=== THE PROBLEM ===
From the records below, copy every line that contains the word "عليه".

=== MATERIALS PROVIDED ===

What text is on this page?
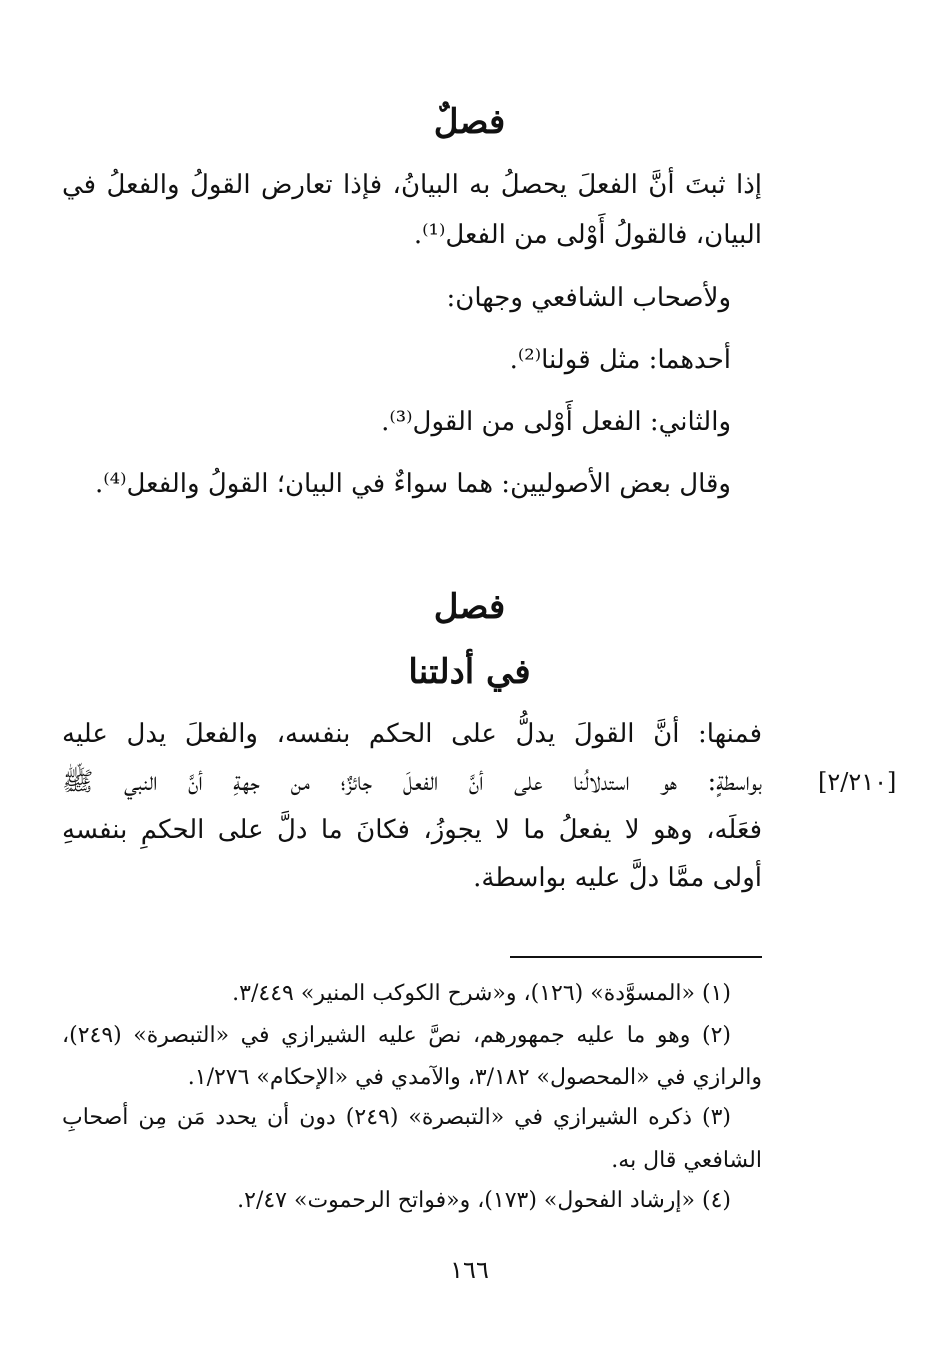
فصلٌ
إذا ثبتَ أنَّ الفعلَ يحصلُ به البيانُ، فإذا تعارض القولُ والفعلُ في
البيان، فالقولُ أَوْلى من الفعل⁽¹⁾.
ولأصحاب الشافعي وجهان:
أحدهما: مثل قولنا⁽²⁾.
والثاني: الفعل أَوْلى من القول⁽³⁾.
وقال بعض الأصوليين: هما سواءٌ في البيان؛ القولُ والفعل⁽⁴⁾.
فصل
في أدلتنا
فمنها: أنَّ القولَ يدلُّ على الحكم بنفسه، والفعلَ يدل عليه
بواسطةٍ: هو استدلالُنا على أنَّ الفعلَ جائزٌ؛ من جهةِ أنَّ النبي ﷺ
فعَلَه، وهو لا يفعلُ ما لا يجوزُ، فكانَ ما دلَّ على الحكمِ بنفسهِ
أولى ممَّا دلَّ عليه بواسطة.
[٢/٢١٠]
(١) «المسوَّدة» (١٢٦)، و«شرح الكوكب المنير» ٣/٤٤٩.
(٢) وهو ما عليه جمهورهم، نصَّ عليه الشيرازي في «التبصرة» (٢٤٩)،
والرازي في «المحصول» ٣/١٨٢، والآمدي في «الإحكام» ١/٢٧٦.
(٣) ذكره الشيرازي في «التبصرة» (٢٤٩) دون أن يحدد مَن مِن أصحابِ
الشافعي قال به.
(٤) «إرشاد الفحول» (١٧٣)، و«فواتح الرحموت» ٢/٤٧.
١٦٦
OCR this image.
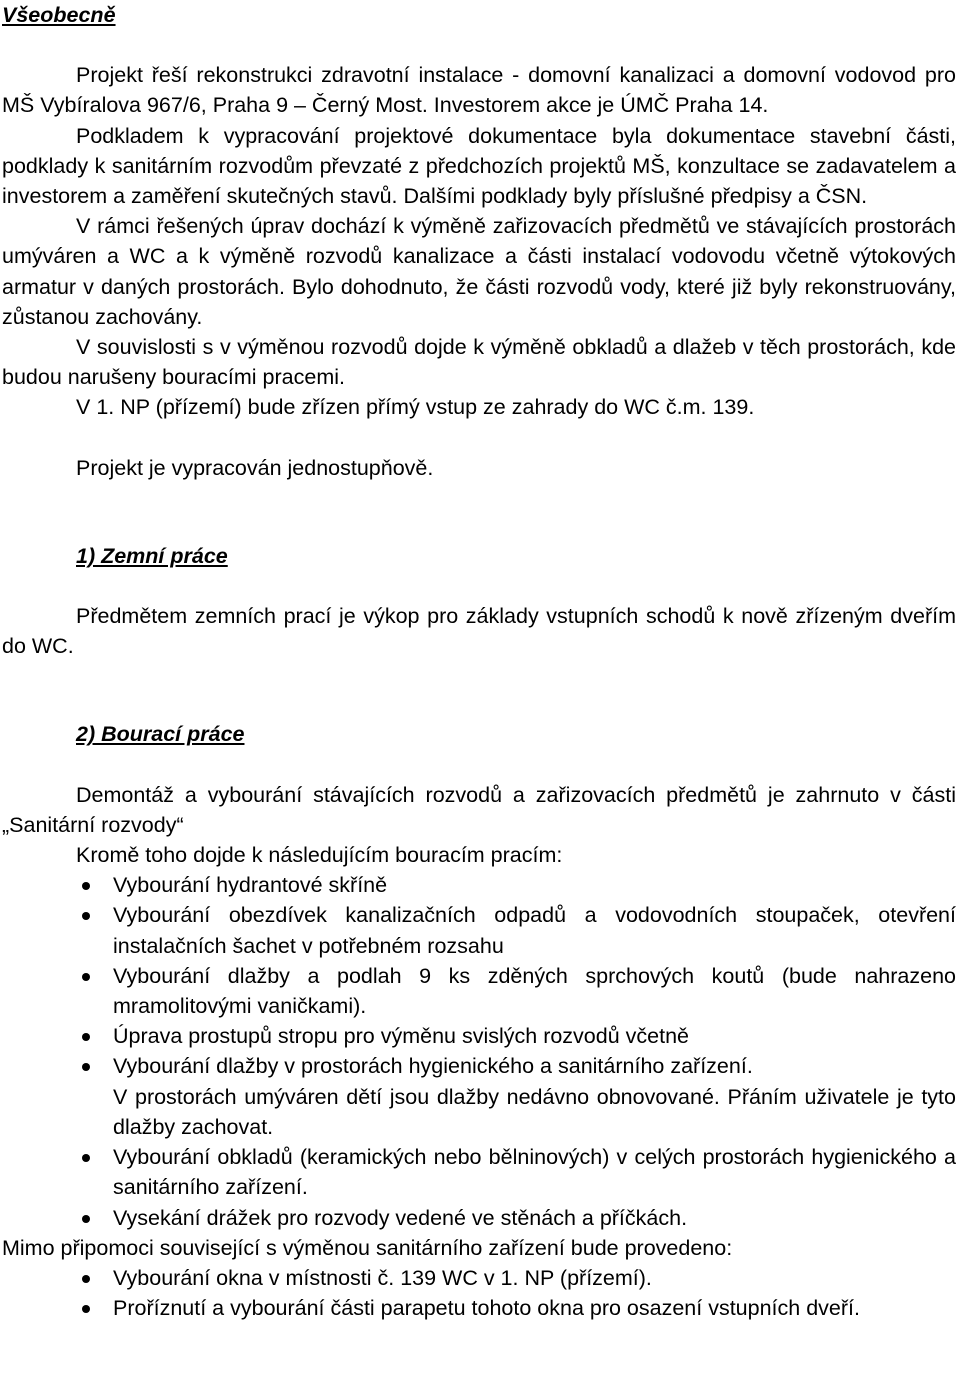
Všeobecně

Projekt řeší rekonstrukci zdravotní instalace - domovní kanalizaci a domovní vodovod pro MŠ Vybíralova 967/6, Praha 9 – Černý Most. Investorem akce je ÚMČ Praha 14.

Podkladem k vypracování projektové dokumentace byla dokumentace stavební části, podklady k sanitárním rozvodům převzaté z předchozích projektů MŠ, konzultace se zadavatelem a investorem a zaměření skutečných stavů. Dalšími podklady byly příslušné předpisy a ČSN.

V rámci řešených úprav dochází k výměně zařizovacích předmětů ve stávajících prostorách umýváren a WC a k výměně rozvodů kanalizace a části instalací vodovodu včetně výtokových armatur v daných prostorách. Bylo dohodnuto, že části rozvodů vody, které již byly rekonstruovány, zůstanou zachovány.

V souvislosti s v výměnou rozvodů dojde k výměně obkladů a dlažeb v těch prostorách, kde budou narušeny bouracími pracemi.

V 1. NP (přízemí) bude zřízen přímý vstup ze zahrady do WC č.m. 139.

Projekt je vypracován jednostupňově.

1) Zemní práce

Předmětem zemních prací je výkop pro základy vstupních schodů k nově zřízeným dveřím do WC.

2) Bourací práce

Demontáž a vybourání stávajících rozvodů a zařizovacích předmětů je zahrnuto v části „Sanitární rozvody“

Kromě toho dojde k následujícím bouracím pracím:

Vybourání hydrantové skříně
Vybourání obezdívek kanalizačních odpadů a vodovodních stoupaček, otevření instalačních šachet v potřebném rozsahu
Vybourání dlažby a podlah 9 ks zděných sprchových koutů (bude nahrazeno mramolitovými vaničkami).
Úprava prostupů stropu pro výměnu svislých rozvodů včetně
Vybourání dlažby v prostorách hygienického a sanitárního zařízení.
V prostorách umýváren dětí jsou dlažby nedávno obnovované. Přáním uživatele je tyto dlažby zachovat.
Vybourání obkladů (keramických nebo bělninových) v celých prostorách hygienického a sanitárního zařízení.
Vysekání drážek pro rozvody vedené ve stěnách a příčkách.

Mimo připomoci související s výměnou sanitárního zařízení bude provedeno:

Vybourání okna v místnosti č. 139 WC v 1. NP (přízemí).
Proříznutí a vybourání části parapetu tohoto okna pro osazení vstupních dveří.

=== CORRECT RESULT ===
فمنها: أنَّ القولَ يدلُّ على الحكم بنفسه، والفعلَ يدل عليه
أولى ممَّا دلَّ عليه بواسطة.
(٢) وهو ما عليه جمهورهم، نصَّ عليه الشيرازي في «التبصرة» (٢٤٩)،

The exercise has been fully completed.